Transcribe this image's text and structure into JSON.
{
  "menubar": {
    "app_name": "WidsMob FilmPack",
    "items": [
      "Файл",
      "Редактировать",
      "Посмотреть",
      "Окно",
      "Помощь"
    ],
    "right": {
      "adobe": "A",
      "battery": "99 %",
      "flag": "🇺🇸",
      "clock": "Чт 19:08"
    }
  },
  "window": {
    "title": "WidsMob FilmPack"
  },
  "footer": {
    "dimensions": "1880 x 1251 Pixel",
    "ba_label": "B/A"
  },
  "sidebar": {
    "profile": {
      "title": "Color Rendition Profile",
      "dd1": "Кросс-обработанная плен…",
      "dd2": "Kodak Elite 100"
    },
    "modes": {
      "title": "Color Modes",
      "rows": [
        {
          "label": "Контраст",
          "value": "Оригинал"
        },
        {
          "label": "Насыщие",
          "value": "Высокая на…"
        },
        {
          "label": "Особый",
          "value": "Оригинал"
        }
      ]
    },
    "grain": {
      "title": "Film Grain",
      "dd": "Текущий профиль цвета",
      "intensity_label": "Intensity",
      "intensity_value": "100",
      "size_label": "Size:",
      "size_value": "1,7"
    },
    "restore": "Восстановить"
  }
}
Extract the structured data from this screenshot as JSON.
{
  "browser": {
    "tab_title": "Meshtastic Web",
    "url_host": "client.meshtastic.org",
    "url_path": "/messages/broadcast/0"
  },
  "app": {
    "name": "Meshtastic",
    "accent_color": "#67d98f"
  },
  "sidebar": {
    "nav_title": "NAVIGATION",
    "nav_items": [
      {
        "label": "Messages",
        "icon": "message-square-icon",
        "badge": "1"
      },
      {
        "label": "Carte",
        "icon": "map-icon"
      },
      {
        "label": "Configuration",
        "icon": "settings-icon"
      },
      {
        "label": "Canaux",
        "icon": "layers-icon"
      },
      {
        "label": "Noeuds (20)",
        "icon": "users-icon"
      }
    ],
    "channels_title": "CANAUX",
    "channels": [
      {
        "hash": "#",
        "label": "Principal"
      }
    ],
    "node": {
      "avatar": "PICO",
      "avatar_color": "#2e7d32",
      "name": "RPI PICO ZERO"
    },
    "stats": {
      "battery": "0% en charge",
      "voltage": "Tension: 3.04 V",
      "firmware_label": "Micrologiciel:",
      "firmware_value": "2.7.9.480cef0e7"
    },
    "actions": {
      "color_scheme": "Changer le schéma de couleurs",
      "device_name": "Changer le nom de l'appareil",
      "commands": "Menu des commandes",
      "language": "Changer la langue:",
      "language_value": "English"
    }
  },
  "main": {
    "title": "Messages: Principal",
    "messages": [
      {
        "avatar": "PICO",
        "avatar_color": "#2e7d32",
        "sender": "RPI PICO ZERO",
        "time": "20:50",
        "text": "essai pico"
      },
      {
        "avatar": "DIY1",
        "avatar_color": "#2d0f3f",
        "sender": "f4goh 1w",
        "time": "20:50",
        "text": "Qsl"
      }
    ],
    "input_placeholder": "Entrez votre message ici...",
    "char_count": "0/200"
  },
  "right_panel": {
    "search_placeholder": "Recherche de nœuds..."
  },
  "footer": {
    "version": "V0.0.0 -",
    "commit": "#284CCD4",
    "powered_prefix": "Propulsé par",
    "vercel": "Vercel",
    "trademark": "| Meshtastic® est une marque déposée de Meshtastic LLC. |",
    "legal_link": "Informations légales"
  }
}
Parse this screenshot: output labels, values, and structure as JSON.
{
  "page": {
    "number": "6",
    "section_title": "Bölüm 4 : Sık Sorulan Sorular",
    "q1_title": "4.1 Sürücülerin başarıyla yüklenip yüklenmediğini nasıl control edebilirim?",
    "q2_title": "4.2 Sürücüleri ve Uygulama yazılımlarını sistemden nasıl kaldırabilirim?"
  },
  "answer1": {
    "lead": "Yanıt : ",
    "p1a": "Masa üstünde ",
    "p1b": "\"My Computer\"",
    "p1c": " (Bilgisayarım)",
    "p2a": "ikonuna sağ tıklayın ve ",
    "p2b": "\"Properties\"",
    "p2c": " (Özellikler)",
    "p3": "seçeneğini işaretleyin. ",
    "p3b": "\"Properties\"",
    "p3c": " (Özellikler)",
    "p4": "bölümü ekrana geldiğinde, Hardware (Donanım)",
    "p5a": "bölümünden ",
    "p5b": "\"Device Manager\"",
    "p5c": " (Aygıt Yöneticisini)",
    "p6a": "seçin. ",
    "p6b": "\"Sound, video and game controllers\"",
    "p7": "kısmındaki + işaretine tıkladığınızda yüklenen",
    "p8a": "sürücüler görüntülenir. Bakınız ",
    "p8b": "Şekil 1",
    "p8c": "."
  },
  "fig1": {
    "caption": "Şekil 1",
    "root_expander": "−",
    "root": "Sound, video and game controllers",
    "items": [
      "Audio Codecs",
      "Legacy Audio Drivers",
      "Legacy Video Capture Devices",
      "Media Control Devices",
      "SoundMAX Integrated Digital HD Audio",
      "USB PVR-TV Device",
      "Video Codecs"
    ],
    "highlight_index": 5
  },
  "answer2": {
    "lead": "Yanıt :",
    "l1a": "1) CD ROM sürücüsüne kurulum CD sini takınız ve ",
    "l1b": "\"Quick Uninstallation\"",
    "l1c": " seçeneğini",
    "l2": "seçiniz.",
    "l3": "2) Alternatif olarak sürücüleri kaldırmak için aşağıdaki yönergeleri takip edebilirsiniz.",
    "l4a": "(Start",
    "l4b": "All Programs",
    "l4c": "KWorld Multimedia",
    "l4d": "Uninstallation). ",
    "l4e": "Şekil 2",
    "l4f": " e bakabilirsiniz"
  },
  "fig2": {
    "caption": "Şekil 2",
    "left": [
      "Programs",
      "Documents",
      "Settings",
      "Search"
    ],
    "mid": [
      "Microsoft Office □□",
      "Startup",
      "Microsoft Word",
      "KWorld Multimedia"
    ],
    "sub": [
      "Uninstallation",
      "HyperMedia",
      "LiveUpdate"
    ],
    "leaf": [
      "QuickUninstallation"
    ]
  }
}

SET EXERCISE — Make a copy of each line that contains the string "FilmPack".

SOLUTION —
    "app_name": "WidsMob FilmPack",
    "title": "WidsMob FilmPack"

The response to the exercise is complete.